▶ **GIVEN TASK**
Only lines with the string "Expressions" matter here; gather them from the material below.

Records from a data source:
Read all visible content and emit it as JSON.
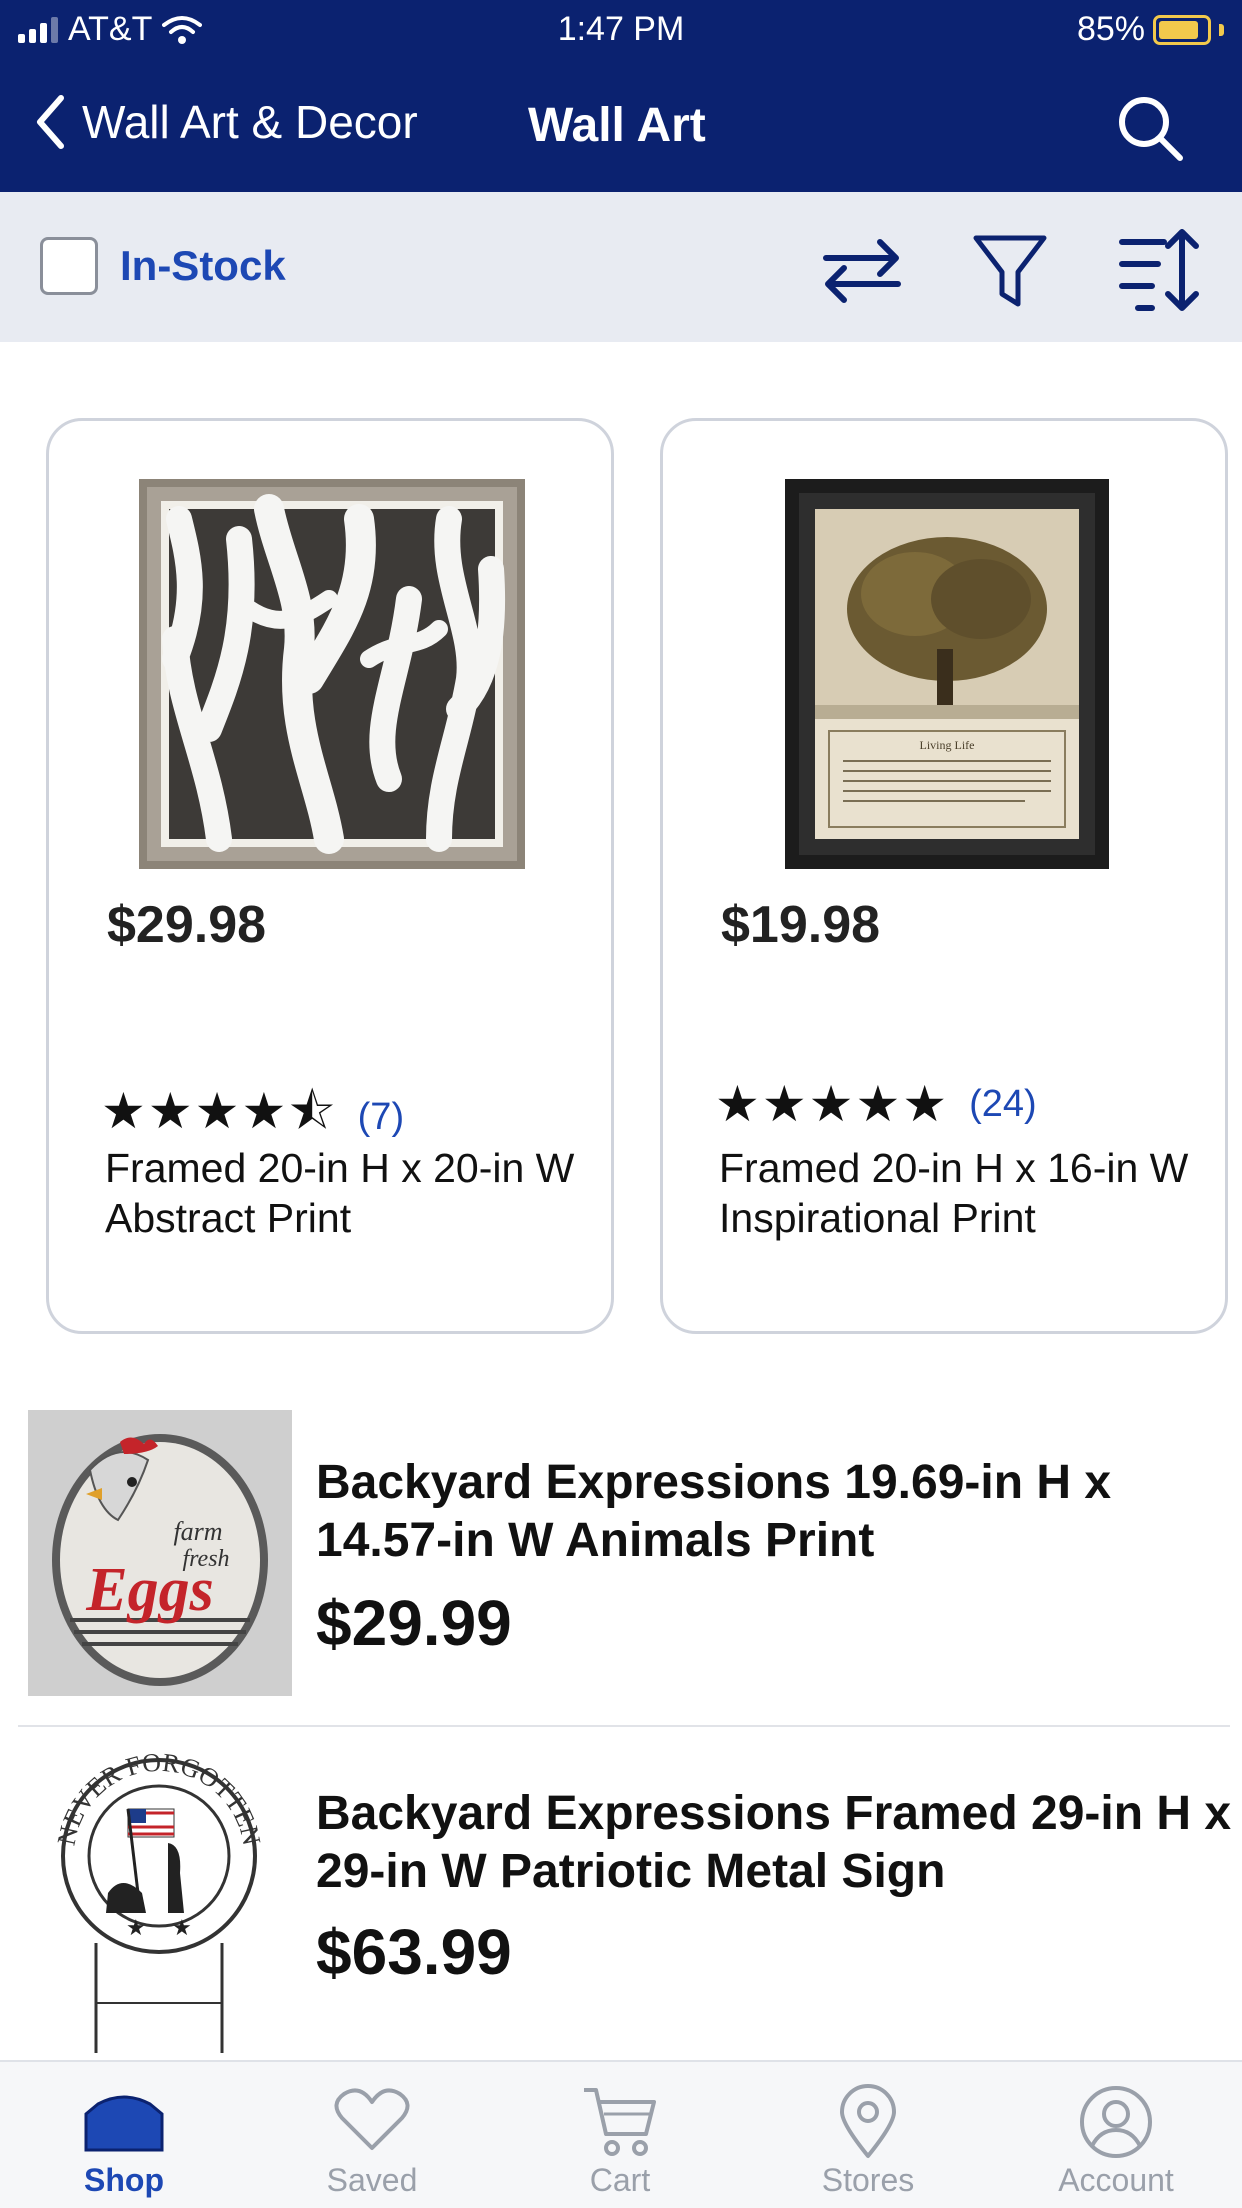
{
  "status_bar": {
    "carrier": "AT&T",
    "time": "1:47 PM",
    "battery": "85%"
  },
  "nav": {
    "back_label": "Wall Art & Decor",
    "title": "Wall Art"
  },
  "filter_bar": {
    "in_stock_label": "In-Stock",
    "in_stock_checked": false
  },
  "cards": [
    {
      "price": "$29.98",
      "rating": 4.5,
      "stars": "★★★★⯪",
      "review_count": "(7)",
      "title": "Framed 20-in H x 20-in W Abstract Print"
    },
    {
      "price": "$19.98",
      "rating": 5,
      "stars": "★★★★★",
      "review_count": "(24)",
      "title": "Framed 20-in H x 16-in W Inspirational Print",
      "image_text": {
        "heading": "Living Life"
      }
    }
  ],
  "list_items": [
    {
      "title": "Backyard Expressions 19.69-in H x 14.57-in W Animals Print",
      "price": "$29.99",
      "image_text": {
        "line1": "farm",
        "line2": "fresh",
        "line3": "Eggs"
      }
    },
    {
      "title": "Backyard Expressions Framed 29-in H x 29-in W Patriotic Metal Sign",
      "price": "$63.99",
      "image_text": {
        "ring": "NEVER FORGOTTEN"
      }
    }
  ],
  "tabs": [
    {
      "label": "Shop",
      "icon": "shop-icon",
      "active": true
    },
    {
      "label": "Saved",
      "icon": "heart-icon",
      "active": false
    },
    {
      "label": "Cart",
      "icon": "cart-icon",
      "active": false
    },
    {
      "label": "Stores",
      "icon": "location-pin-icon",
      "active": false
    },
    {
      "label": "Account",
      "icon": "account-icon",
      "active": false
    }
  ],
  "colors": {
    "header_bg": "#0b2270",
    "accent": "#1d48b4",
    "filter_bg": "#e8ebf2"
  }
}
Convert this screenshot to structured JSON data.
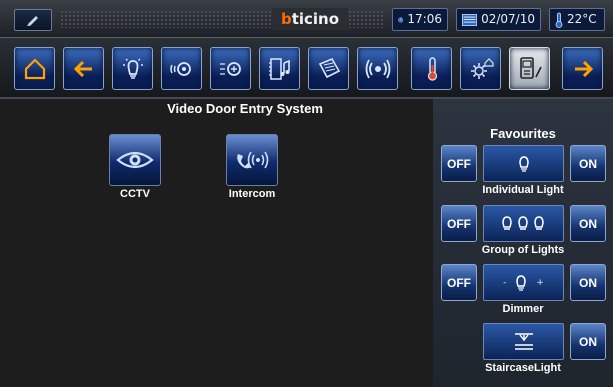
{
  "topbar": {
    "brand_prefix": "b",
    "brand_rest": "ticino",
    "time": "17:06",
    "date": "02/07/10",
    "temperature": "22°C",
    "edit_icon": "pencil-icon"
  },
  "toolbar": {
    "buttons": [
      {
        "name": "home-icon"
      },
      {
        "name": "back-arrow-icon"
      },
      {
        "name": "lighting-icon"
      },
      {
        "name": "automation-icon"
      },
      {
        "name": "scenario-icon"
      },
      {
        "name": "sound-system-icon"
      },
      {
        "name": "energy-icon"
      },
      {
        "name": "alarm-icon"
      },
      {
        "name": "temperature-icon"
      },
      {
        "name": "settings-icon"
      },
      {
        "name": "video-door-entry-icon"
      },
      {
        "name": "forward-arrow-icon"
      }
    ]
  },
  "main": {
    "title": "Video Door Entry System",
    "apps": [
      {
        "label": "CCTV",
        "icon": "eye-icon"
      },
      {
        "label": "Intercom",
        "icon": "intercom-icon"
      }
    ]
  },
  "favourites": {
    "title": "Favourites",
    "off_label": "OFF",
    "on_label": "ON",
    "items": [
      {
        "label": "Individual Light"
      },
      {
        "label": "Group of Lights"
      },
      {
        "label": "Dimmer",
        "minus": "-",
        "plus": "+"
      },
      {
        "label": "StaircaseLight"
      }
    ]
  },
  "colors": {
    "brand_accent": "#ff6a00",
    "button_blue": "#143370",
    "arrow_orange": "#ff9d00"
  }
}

▶ **ANSWER FOR THE TASK**
      "title": "Backyard Expressions 19.69-in H x 14.57-in W Animals Print",
      "title": "Backyard Expressions Framed 29-in H x 29-in W Patriotic Metal Sign",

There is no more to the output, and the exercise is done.